--- INFORMATION SHOWN ---
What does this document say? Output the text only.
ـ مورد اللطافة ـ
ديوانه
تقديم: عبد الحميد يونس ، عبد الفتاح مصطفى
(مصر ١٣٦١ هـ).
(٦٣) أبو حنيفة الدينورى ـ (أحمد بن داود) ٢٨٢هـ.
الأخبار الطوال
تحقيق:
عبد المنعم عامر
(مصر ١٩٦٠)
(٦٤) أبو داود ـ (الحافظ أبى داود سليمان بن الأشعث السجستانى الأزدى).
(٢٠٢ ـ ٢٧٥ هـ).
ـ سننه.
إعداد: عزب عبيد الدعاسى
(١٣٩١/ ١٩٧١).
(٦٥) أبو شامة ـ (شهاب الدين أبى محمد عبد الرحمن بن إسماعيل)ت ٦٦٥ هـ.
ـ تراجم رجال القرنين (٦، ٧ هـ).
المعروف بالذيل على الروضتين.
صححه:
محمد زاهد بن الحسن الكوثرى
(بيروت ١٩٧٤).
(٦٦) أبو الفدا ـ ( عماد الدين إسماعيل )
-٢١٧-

--- INSTRUCTIONS FOR THE TASK ---
Identify each line of the material where the word "داود" shows up, and copy it.

--- RESULT OF THE TASK ---
(٦٣) أبو حنيفة الدينورى ـ (أحمد بن داود) ٢٨٢هـ.
(٦٤) أبو داود ـ (الحافظ أبى داود سليمان بن الأشعث السجستانى الأزدى).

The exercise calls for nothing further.